• What is being asked:
Write out every line of the material as it stands, apart from the pictures.

• Task data:
* * *
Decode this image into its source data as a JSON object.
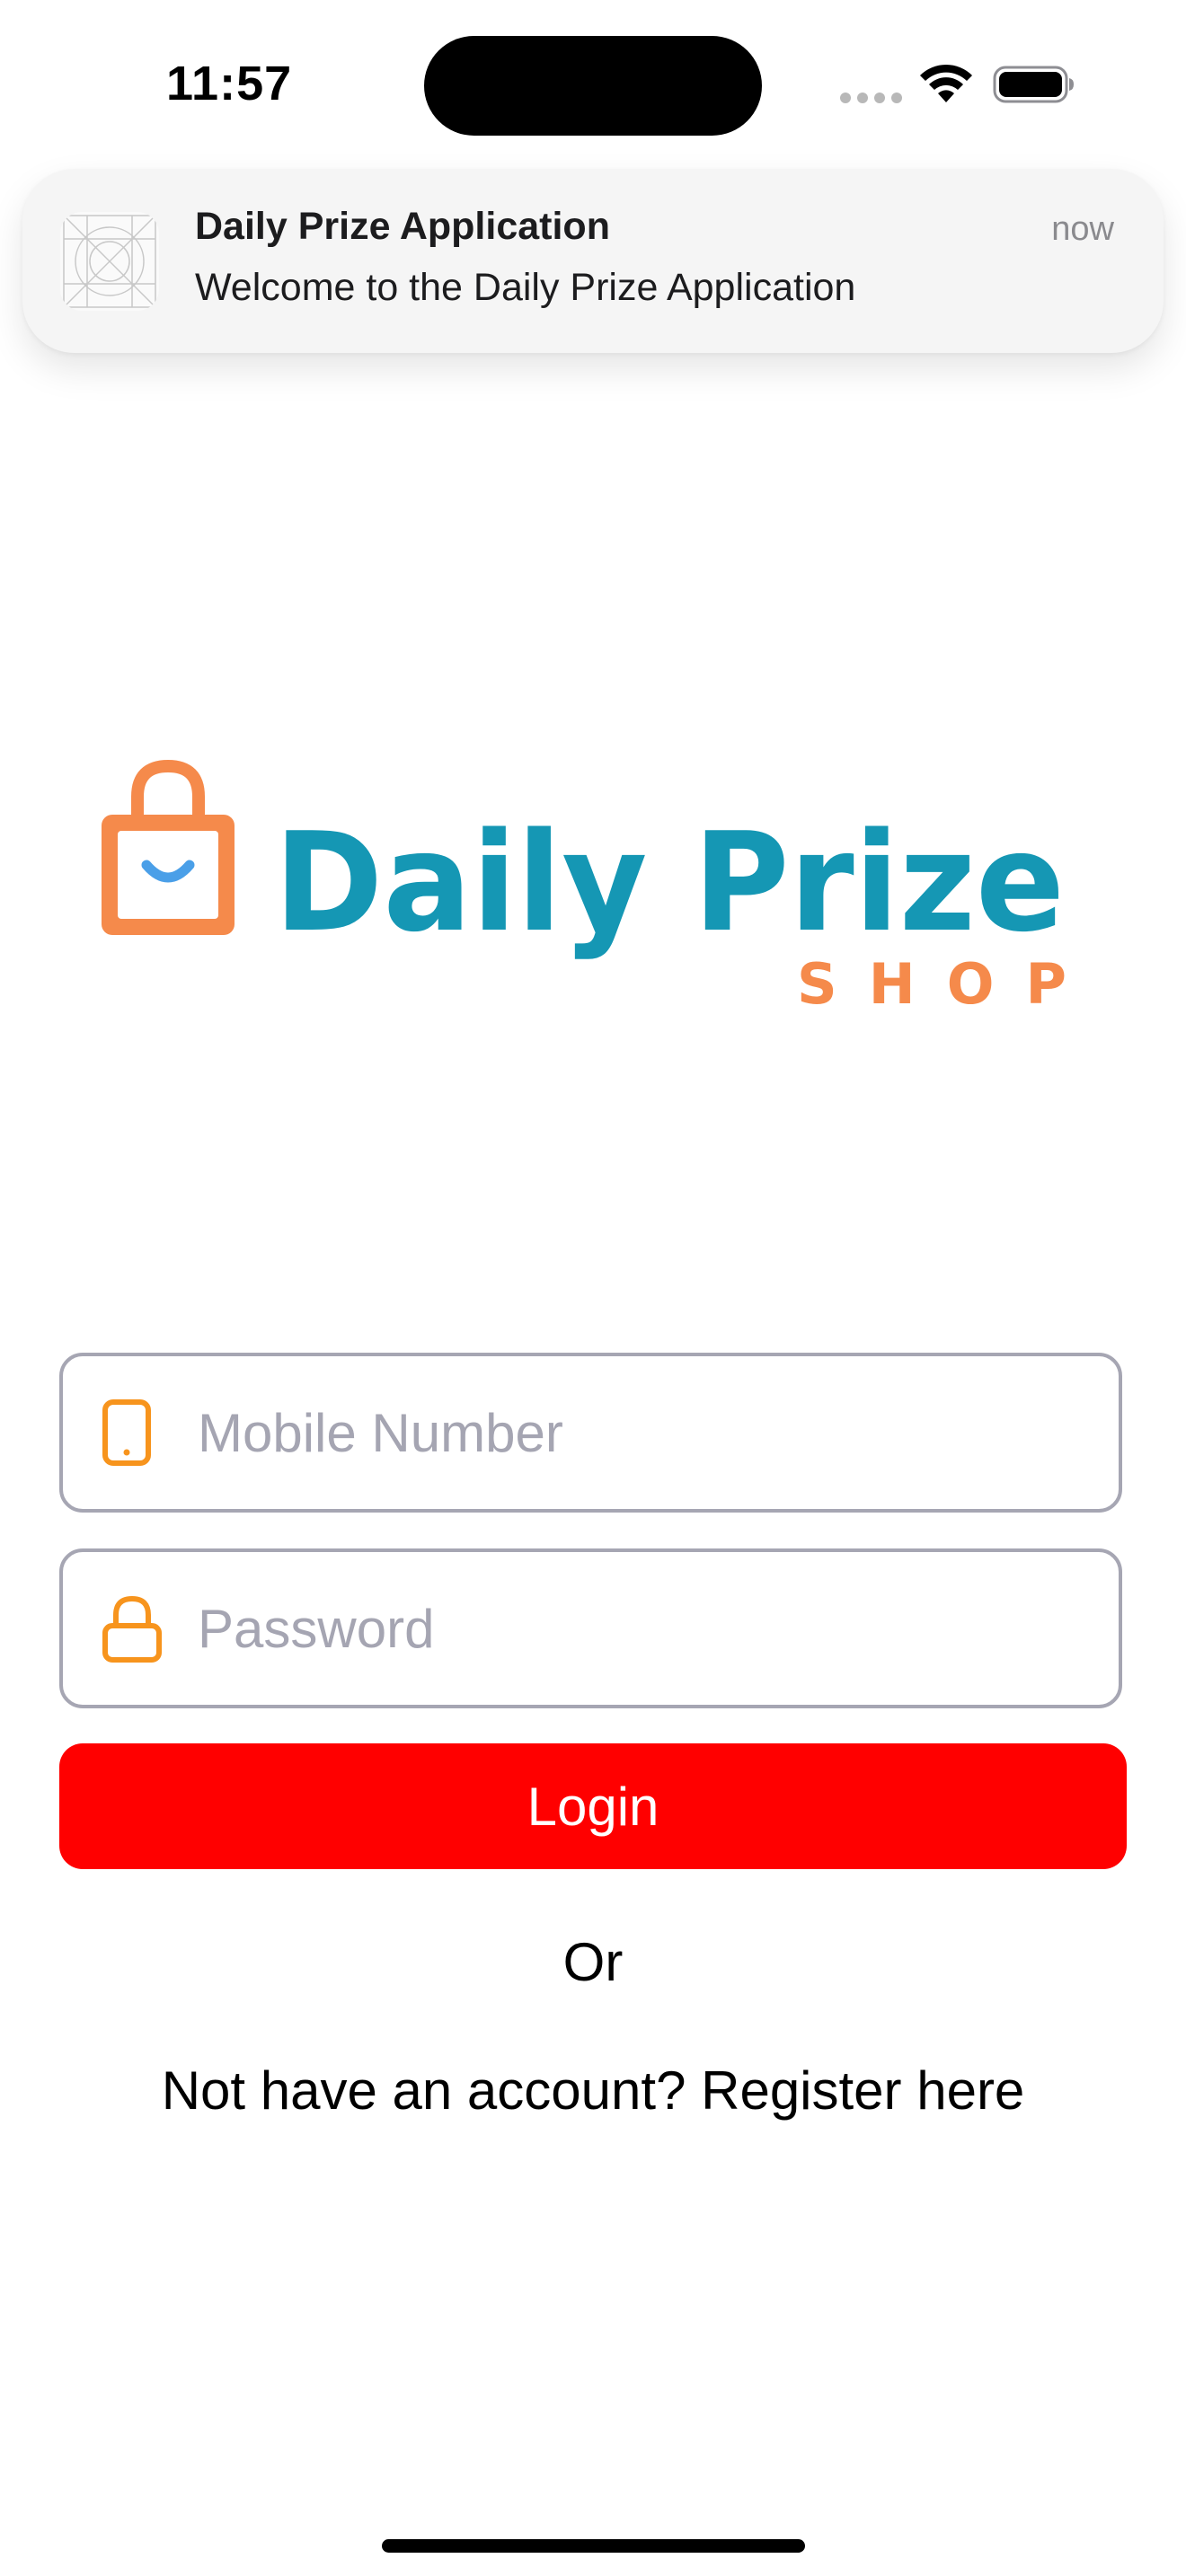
{
  "status_bar": {
    "time": "11:57"
  },
  "notification": {
    "app_name": "Daily Prize Application",
    "message": "Welcome to the Daily Prize Application",
    "time": "now",
    "app_icon": "placeholder-app-icon"
  },
  "logo": {
    "text": "Daily Prize",
    "subtext": "SHOP",
    "icon": "shopping-bag-smile-icon",
    "colors": {
      "primary": "#1597b4",
      "accent": "#f58a4b",
      "smile": "#4a9fe8"
    }
  },
  "form": {
    "mobile": {
      "placeholder": "Mobile Number",
      "value": "",
      "icon": "phone-icon"
    },
    "password": {
      "placeholder": "Password",
      "value": "",
      "icon": "lock-icon"
    },
    "login_label": "Login",
    "or_label": "Or",
    "register_label": "Not have an account? Register here"
  },
  "colors": {
    "login_button": "#ff0000",
    "field_border": "#a6a6b3",
    "icon_orange": "#f7941d",
    "placeholder": "#a5a5b2"
  }
}
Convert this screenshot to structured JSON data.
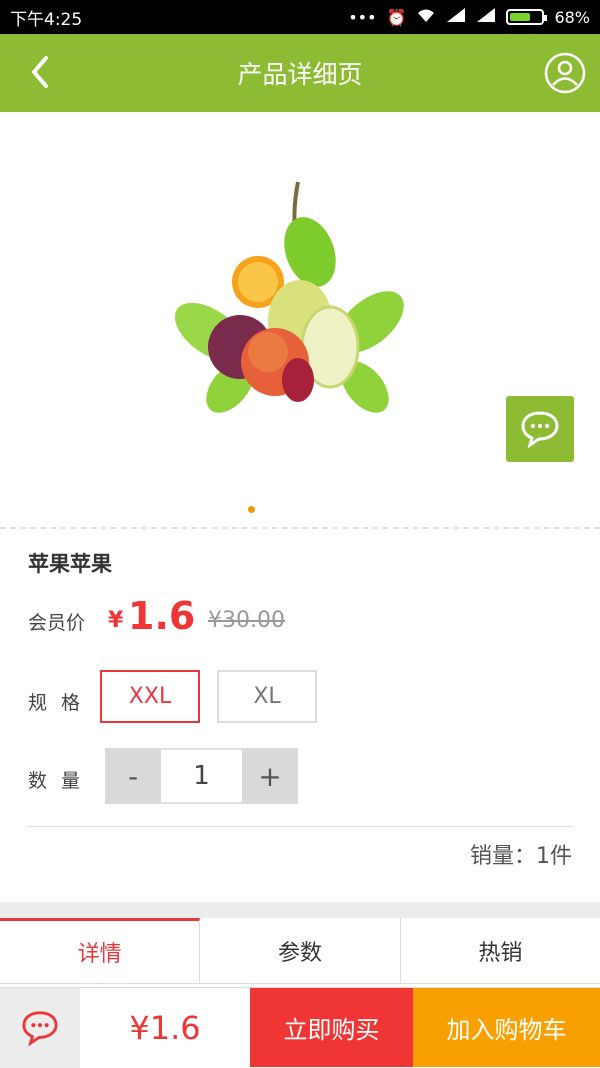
* * *
• Written response:
Decode this image into its source data as a JSON object.
{
  "status_bar": {
    "time": "11:57"
  },
  "notification": {
    "app_name": "Daily Prize Application",
    "message": "Welcome to the Daily Prize Application",
    "time": "now",
    "app_icon": "placeholder-app-icon"
  },
  "logo": {
    "text": "Daily Prize",
    "subtext": "SHOP",
    "icon": "shopping-bag-smile-icon",
    "colors": {
      "primary": "#1597b4",
      "accent": "#f58a4b",
      "smile": "#4a9fe8"
    }
  },
  "form": {
    "mobile": {
      "placeholder": "Mobile Number",
      "value": "",
      "icon": "phone-icon"
    },
    "password": {
      "placeholder": "Password",
      "value": "",
      "icon": "lock-icon"
    },
    "login_label": "Login",
    "or_label": "Or",
    "register_label": "Not have an account? Register here"
  },
  "colors": {
    "login_button": "#ff0000",
    "field_border": "#a6a6b3",
    "icon_orange": "#f7941d",
    "placeholder": "#a5a5b2"
  }
}
Convert this screenshot to structured JSON data.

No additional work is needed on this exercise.